Extract, from the listing that follows, each line containing the word "Output".

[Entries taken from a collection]
____
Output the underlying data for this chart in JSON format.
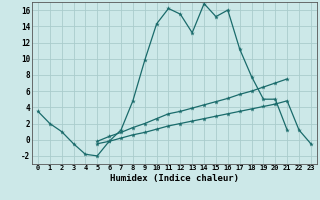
{
  "background_color": "#cce8e8",
  "grid_color": "#aacccc",
  "line_color": "#1a6b6b",
  "xlabel": "Humidex (Indice chaleur)",
  "xlim": [
    -0.5,
    23.5
  ],
  "ylim": [
    -3,
    17
  ],
  "yticks": [
    -2,
    0,
    2,
    4,
    6,
    8,
    10,
    12,
    14,
    16
  ],
  "xticks": [
    0,
    1,
    2,
    3,
    4,
    5,
    6,
    7,
    8,
    9,
    10,
    11,
    12,
    13,
    14,
    15,
    16,
    17,
    18,
    19,
    20,
    21,
    22,
    23
  ],
  "series1_y": [
    3.5,
    2.0,
    1.0,
    -0.5,
    -1.8,
    -2.0,
    -0.2,
    1.2,
    4.8,
    9.8,
    14.3,
    16.2,
    15.5,
    13.2,
    16.8,
    15.2,
    16.0,
    11.2,
    7.8,
    5.0,
    5.0,
    1.2,
    null,
    null
  ],
  "series2_y": [
    null,
    null,
    null,
    null,
    null,
    -0.2,
    0.4,
    0.9,
    1.5,
    2.0,
    2.6,
    3.2,
    3.5,
    3.9,
    4.3,
    4.7,
    5.1,
    5.6,
    6.0,
    6.5,
    7.0,
    7.5,
    null,
    null
  ],
  "series3_y": [
    null,
    null,
    null,
    null,
    null,
    -0.5,
    -0.2,
    0.2,
    0.6,
    0.9,
    1.3,
    1.7,
    2.0,
    2.3,
    2.6,
    2.9,
    3.2,
    3.5,
    3.8,
    4.1,
    4.4,
    4.8,
    1.2,
    -0.5
  ]
}
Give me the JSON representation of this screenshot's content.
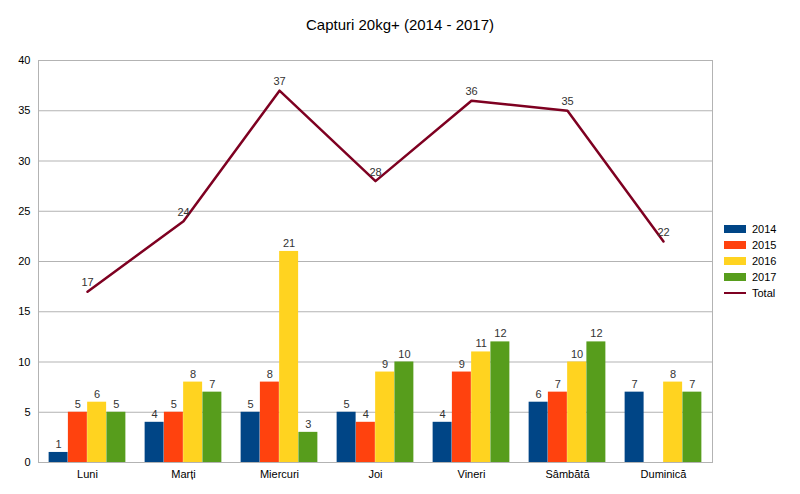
{
  "chart_data": {
    "type": "bar",
    "title": "Capturi 20kg+ (2014 - 2017)",
    "categories": [
      "Luni",
      "Marți",
      "Miercuri",
      "Joi",
      "Vineri",
      "Sâmbătă",
      "Duminică"
    ],
    "series": [
      {
        "name": "2014",
        "color": "#004586",
        "values": [
          1,
          4,
          5,
          5,
          4,
          6,
          7
        ]
      },
      {
        "name": "2015",
        "color": "#ff420e",
        "values": [
          5,
          5,
          8,
          4,
          9,
          7,
          null
        ]
      },
      {
        "name": "2016",
        "color": "#ffd320",
        "values": [
          6,
          8,
          21,
          9,
          11,
          10,
          8
        ]
      },
      {
        "name": "2017",
        "color": "#579d1c",
        "values": [
          5,
          7,
          3,
          10,
          12,
          12,
          7
        ]
      },
      {
        "name": "Total",
        "color": "#7e0021",
        "type": "line",
        "values": [
          17,
          24,
          37,
          28,
          36,
          35,
          22
        ]
      }
    ],
    "ylim": [
      0,
      40
    ],
    "yticks": [
      0,
      5,
      10,
      15,
      20,
      25,
      30,
      35,
      40
    ],
    "grid": true,
    "legend": "right",
    "data_labels": true
  }
}
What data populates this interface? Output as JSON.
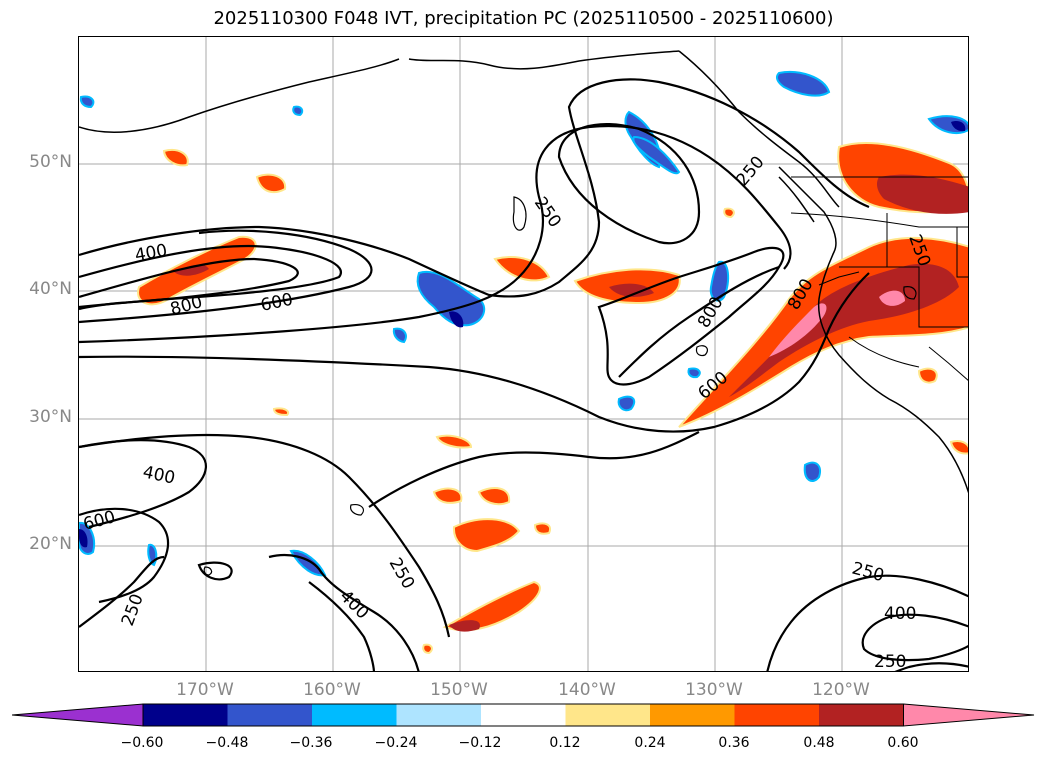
____
[Full answer]
Output the underlying data for this chart in JSON format.
What data populates this interface? Output as JSON.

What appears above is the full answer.